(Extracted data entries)

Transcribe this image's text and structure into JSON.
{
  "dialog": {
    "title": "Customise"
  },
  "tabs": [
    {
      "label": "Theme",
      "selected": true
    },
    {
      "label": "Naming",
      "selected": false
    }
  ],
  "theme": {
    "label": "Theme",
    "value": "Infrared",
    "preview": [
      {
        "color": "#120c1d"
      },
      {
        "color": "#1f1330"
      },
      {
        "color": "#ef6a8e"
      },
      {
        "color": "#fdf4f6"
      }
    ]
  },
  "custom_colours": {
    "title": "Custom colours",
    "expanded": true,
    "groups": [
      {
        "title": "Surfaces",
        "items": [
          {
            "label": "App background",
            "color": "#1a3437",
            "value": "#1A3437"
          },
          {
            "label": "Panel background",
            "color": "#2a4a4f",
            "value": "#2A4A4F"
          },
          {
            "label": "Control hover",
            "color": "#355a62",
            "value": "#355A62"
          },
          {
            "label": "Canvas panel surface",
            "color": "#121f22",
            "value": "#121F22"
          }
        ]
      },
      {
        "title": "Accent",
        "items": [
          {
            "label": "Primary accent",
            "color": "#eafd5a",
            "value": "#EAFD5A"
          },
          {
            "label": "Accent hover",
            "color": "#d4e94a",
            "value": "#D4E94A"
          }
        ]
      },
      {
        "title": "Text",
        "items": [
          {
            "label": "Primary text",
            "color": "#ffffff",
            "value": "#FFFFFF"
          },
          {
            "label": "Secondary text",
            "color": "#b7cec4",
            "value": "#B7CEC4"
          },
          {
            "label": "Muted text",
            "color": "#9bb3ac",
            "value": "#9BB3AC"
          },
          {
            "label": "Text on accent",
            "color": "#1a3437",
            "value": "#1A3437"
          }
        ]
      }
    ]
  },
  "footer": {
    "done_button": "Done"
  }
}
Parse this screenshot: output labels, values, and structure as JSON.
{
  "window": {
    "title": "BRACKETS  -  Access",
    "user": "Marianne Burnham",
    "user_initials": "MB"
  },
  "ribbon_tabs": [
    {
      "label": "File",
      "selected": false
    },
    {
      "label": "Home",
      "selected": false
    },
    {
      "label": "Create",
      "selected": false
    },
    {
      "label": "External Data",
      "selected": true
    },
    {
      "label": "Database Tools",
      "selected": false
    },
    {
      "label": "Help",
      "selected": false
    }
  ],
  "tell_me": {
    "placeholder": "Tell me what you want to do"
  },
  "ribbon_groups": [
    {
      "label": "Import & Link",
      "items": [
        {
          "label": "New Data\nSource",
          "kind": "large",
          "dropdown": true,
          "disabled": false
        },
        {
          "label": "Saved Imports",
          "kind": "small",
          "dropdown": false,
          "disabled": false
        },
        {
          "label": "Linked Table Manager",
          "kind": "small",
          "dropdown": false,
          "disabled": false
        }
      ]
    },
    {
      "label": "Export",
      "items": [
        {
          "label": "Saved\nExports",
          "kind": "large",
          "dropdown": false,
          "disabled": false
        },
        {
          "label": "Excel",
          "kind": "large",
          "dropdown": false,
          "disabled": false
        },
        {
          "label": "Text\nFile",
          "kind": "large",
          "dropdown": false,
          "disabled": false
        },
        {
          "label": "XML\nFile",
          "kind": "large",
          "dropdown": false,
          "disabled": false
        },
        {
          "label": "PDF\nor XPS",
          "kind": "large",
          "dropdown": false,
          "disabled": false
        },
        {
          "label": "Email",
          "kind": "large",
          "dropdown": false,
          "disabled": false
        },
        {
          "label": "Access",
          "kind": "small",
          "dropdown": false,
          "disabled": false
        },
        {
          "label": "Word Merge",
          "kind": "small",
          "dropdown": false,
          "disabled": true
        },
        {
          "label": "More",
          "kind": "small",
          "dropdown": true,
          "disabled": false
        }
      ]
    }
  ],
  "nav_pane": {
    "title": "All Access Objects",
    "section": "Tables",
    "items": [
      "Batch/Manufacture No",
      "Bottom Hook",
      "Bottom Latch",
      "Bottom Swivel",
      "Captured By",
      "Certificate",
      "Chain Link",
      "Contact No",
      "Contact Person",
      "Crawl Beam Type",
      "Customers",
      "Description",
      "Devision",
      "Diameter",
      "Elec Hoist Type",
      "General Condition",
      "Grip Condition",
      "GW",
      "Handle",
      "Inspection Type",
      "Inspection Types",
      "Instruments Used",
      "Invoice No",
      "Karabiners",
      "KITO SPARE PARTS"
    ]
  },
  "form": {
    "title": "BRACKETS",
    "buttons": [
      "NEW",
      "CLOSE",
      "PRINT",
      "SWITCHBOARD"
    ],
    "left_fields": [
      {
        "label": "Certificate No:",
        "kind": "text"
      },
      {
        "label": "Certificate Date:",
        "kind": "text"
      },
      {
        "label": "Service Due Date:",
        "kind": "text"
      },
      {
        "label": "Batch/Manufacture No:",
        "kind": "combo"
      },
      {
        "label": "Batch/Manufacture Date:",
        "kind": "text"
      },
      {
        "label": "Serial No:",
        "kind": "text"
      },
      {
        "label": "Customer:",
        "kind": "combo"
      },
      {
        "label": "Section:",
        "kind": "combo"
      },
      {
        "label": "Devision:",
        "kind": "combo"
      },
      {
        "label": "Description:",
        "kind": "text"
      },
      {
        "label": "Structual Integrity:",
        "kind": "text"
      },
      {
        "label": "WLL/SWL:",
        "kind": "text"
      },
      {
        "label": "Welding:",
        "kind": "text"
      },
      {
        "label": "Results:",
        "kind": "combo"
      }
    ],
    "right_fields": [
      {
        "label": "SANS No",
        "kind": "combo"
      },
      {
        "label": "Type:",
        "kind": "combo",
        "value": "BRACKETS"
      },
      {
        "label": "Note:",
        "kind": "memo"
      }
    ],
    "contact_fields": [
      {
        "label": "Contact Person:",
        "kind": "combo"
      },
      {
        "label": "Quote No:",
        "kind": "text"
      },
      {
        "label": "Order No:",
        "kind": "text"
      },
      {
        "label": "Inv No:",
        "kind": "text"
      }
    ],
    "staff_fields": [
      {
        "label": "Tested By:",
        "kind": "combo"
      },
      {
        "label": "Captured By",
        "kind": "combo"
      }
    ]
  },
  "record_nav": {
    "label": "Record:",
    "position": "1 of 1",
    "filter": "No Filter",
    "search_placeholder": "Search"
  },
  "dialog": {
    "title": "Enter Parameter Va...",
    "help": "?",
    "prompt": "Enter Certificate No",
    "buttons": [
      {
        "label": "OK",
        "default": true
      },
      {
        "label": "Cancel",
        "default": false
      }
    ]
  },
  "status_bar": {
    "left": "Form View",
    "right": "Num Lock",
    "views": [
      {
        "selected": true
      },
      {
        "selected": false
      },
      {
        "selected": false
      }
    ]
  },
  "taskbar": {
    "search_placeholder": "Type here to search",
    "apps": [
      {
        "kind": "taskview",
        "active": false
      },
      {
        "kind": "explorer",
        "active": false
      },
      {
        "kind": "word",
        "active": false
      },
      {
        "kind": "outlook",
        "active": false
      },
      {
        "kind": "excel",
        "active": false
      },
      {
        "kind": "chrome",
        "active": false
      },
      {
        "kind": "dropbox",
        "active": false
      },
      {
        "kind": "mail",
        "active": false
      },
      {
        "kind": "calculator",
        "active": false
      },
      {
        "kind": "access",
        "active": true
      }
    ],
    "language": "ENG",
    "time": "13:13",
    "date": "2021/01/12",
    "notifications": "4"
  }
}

• **Given instruction**
Please output every record, keeping each line exact.

• **The response**
Transcribe this image's text and structure into JSON.
{
  "dialog": {
    "title": "Customise"
  },
  "tabs": [
    {
      "label": "Theme",
      "selected": true
    },
    {
      "label": "Naming",
      "selected": false
    }
  ],
  "theme": {
    "label": "Theme",
    "value": "Infrared",
    "preview": [
      {
        "color": "#120c1d"
      },
      {
        "color": "#1f1330"
      },
      {
        "color": "#ef6a8e"
      },
      {
        "color": "#fdf4f6"
      }
    ]
  },
  "custom_colours": {
    "title": "Custom colours",
    "expanded": true,
    "groups": [
      {
        "title": "Surfaces",
        "items": [
          {
            "label": "App background",
            "color": "#1a3437",
            "value": "#1A3437"
          },
          {
            "label": "Panel background",
            "color": "#2a4a4f",
            "value": "#2A4A4F"
          },
          {
            "label": "Control hover",
            "color": "#355a62",
            "value": "#355A62"
          },
          {
            "label": "Canvas panel surface",
            "color": "#121f22",
            "value": "#121F22"
          }
        ]
      },
      {
        "title": "Accent",
        "items": [
          {
            "label": "Primary accent",
            "color": "#eafd5a",
            "value": "#EAFD5A"
          },
          {
            "label": "Accent hover",
            "color": "#d4e94a",
            "value": "#D4E94A"
          }
        ]
      },
      {
        "title": "Text",
        "items": [
          {
            "label": "Primary text",
            "color": "#ffffff",
            "value": "#FFFFFF"
          },
          {
            "label": "Secondary text",
            "color": "#b7cec4",
            "value": "#B7CEC4"
          },
          {
            "label": "Muted text",
            "color": "#9bb3ac",
            "value": "#9BB3AC"
          },
          {
            "label": "Text on accent",
            "color": "#1a3437",
            "value": "#1A3437"
          }
        ]
      }
    ]
  },
  "footer": {
    "done_button": "Done"
  }
}
Parse this screenshot: output labels, values, and structure as JSON.
{
  "window": {
    "title": "BRACKETS  -  Access",
    "user": "Marianne Burnham",
    "user_initials": "MB"
  },
  "ribbon_tabs": [
    {
      "label": "File",
      "selected": false
    },
    {
      "label": "Home",
      "selected": false
    },
    {
      "label": "Create",
      "selected": false
    },
    {
      "label": "External Data",
      "selected": true
    },
    {
      "label": "Database Tools",
      "selected": false
    },
    {
      "label": "Help",
      "selected": false
    }
  ],
  "tell_me": {
    "placeholder": "Tell me what you want to do"
  },
  "ribbon_groups": [
    {
      "label": "Import & Link",
      "items": [
        {
          "label": "New Data\nSource",
          "kind": "large",
          "dropdown": true,
          "disabled": false
        },
        {
          "label": "Saved Imports",
          "kind": "small",
          "dropdown": false,
          "disabled": false
        },
        {
          "label": "Linked Table Manager",
          "kind": "small",
          "dropdown": false,
          "disabled": false
        }
      ]
    },
    {
      "label": "Export",
      "items": [
        {
          "label": "Saved\nExports",
          "kind": "large",
          "dropdown": false,
          "disabled": false
        },
        {
          "label": "Excel",
          "kind": "large",
          "dropdown": false,
          "disabled": false
        },
        {
          "label": "Text\nFile",
          "kind": "large",
          "dropdown": false,
          "disabled": false
        },
        {
          "label": "XML\nFile",
          "kind": "large",
          "dropdown": false,
          "disabled": false
        },
        {
          "label": "PDF\nor XPS",
          "kind": "large",
          "dropdown": false,
          "disabled": false
        },
        {
          "label": "Email",
          "kind": "large",
          "dropdown": false,
          "disabled": false
        },
        {
          "label": "Access",
          "kind": "small",
          "dropdown": false,
          "disabled": false
        },
        {
          "label": "Word Merge",
          "kind": "small",
          "dropdown": false,
          "disabled": true
        },
        {
          "label": "More",
          "kind": "small",
          "dropdown": true,
          "disabled": false
        }
      ]
    }
  ],
  "nav_pane": {
    "title": "All Access Objects",
    "section": "Tables",
    "items": [
      "Batch/Manufacture No",
      "Bottom Hook",
      "Bottom Latch",
      "Bottom Swivel",
      "Captured By",
      "Certificate",
      "Chain Link",
      "Contact No",
      "Contact Person",
      "Crawl Beam Type",
      "Customers",
      "Description",
      "Devision",
      "Diameter",
      "Elec Hoist Type",
      "General Condition",
      "Grip Condition",
      "GW",
      "Handle",
      "Inspection Type",
      "Inspection Types",
      "Instruments Used",
      "Invoice No",
      "Karabiners",
      "KITO SPARE PARTS"
    ]
  },
  "form": {
    "title": "BRACKETS",
    "buttons": [
      "NEW",
      "CLOSE",
      "PRINT",
      "SWITCHBOARD"
    ],
    "left_fields": [
      {
        "label": "Certificate No:",
        "kind": "text"
      },
      {
        "label": "Certificate Date:",
        "kind": "text"
      },
      {
        "label": "Service Due Date:",
        "kind": "text"
      },
      {
        "label": "Batch/Manufacture No:",
        "kind": "combo"
      },
      {
        "label": "Batch/Manufacture Date:",
        "kind": "text"
      },
      {
        "label": "Serial No:",
        "kind": "text"
      },
      {
        "label": "Customer:",
        "kind": "combo"
      },
      {
        "label": "Section:",
        "kind": "combo"
      },
      {
        "label": "Devision:",
        "kind": "combo"
      },
      {
        "label": "Description:",
        "kind": "text"
      },
      {
        "label": "Structual Integrity:",
        "kind": "text"
      },
      {
        "label": "WLL/SWL:",
        "kind": "text"
      },
      {
        "label": "Welding:",
        "kind": "text"
      },
      {
        "label": "Results:",
        "kind": "combo"
      }
    ],
    "right_fields": [
      {
        "label": "SANS No",
        "kind": "combo"
      },
      {
        "label": "Type:",
        "kind": "combo",
        "value": "BRACKETS"
      },
      {
        "label": "Note:",
        "kind": "memo"
      }
    ],
    "contact_fields": [
      {
        "label": "Contact Person:",
        "kind": "combo"
      },
      {
        "label": "Quote No:",
        "kind": "text"
      },
      {
        "label": "Order No:",
        "kind": "text"
      },
      {
        "label": "Inv No:",
        "kind": "text"
      }
    ],
    "staff_fields": [
      {
        "label": "Tested By:",
        "kind": "combo"
      },
      {
        "label": "Captured By",
        "kind": "combo"
      }
    ]
  },
  "record_nav": {
    "label": "Record:",
    "position": "1 of 1",
    "filter": "No Filter",
    "search_placeholder": "Search"
  },
  "dialog": {
    "title": "Enter Parameter Va...",
    "help": "?",
    "prompt": "Enter Certificate No",
    "buttons": [
      {
        "label": "OK",
        "default": true
      },
      {
        "label": "Cancel",
        "default": false
      }
    ]
  },
  "status_bar": {
    "left": "Form View",
    "right": "Num Lock",
    "views": [
      {
        "selected": true
      },
      {
        "selected": false
      },
      {
        "selected": false
      }
    ]
  },
  "taskbar": {
    "search_placeholder": "Type here to search",
    "apps": [
      {
        "kind": "taskview",
        "active": false
      },
      {
        "kind": "explorer",
        "active": false
      },
      {
        "kind": "word",
        "active": false
      },
      {
        "kind": "outlook",
        "active": false
      },
      {
        "kind": "excel",
        "active": false
      },
      {
        "kind": "chrome",
        "active": false
      },
      {
        "kind": "dropbox",
        "active": false
      },
      {
        "kind": "mail",
        "active": false
      },
      {
        "kind": "calculator",
        "active": false
      },
      {
        "kind": "access",
        "active": true
      }
    ],
    "language": "ENG",
    "time": "13:13",
    "date": "2021/01/12",
    "notifications": "4"
  }
}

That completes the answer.